■ What this task involves ■
Work out how many lines in the following entries contain the string "Grundstock", and write only that number.

---------- Provided data ----------

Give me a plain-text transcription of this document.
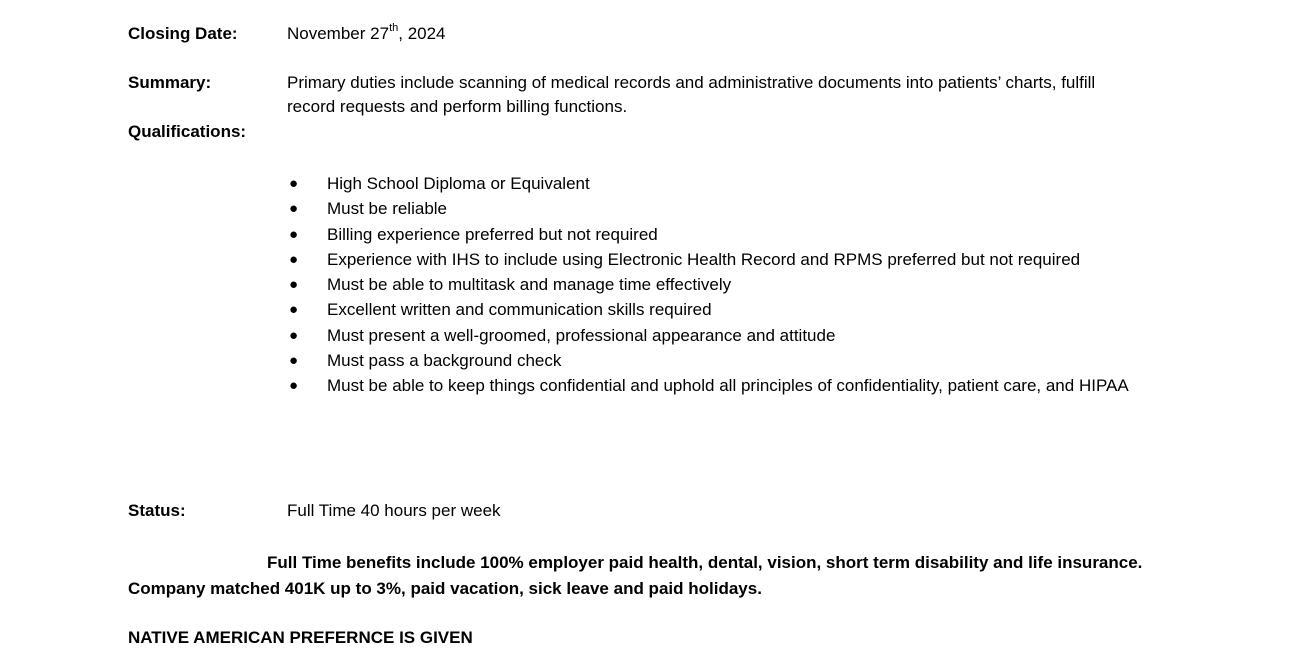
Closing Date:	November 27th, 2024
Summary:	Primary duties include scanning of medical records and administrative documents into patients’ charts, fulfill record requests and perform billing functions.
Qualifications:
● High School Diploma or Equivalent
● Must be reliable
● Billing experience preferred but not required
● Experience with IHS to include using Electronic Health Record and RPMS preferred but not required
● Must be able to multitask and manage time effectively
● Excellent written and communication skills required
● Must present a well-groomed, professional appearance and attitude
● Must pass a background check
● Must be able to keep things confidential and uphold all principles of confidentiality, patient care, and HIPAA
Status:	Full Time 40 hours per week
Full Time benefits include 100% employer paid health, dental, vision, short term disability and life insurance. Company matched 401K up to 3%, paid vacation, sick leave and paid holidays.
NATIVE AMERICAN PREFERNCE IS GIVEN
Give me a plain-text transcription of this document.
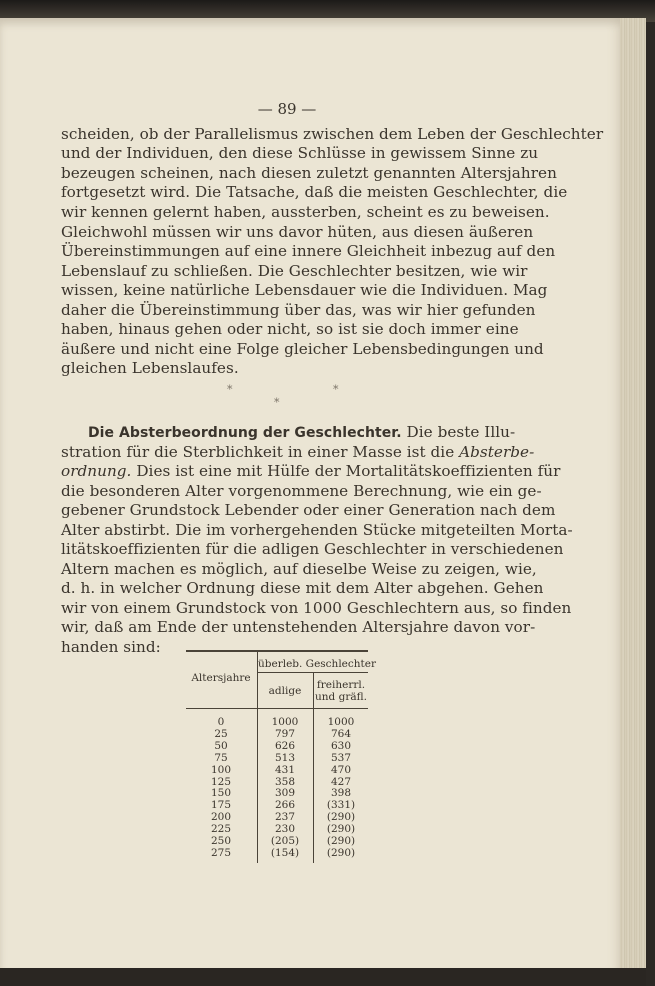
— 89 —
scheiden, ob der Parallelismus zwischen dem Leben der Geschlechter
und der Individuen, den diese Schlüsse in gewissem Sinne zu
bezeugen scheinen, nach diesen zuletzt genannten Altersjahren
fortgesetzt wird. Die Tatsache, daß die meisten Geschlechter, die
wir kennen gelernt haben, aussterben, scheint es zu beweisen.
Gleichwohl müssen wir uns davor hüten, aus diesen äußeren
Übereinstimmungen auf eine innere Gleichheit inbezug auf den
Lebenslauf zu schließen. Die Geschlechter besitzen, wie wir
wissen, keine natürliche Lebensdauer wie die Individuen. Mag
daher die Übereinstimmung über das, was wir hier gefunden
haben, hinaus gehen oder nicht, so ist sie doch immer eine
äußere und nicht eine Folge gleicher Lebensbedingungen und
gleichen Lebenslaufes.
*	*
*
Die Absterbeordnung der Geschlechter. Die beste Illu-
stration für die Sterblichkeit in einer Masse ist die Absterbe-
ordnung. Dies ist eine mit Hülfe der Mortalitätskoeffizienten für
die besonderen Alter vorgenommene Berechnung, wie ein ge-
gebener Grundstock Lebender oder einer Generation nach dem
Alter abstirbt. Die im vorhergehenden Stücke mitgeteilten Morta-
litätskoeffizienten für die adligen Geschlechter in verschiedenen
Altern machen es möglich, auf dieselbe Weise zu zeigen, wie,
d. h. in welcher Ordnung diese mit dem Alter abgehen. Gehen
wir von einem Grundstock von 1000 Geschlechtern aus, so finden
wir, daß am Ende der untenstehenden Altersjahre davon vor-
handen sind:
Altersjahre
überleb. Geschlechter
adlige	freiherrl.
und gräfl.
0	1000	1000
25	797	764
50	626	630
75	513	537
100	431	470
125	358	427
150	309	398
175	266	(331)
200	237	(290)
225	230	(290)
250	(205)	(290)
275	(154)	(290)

----------

■ Reply ■
2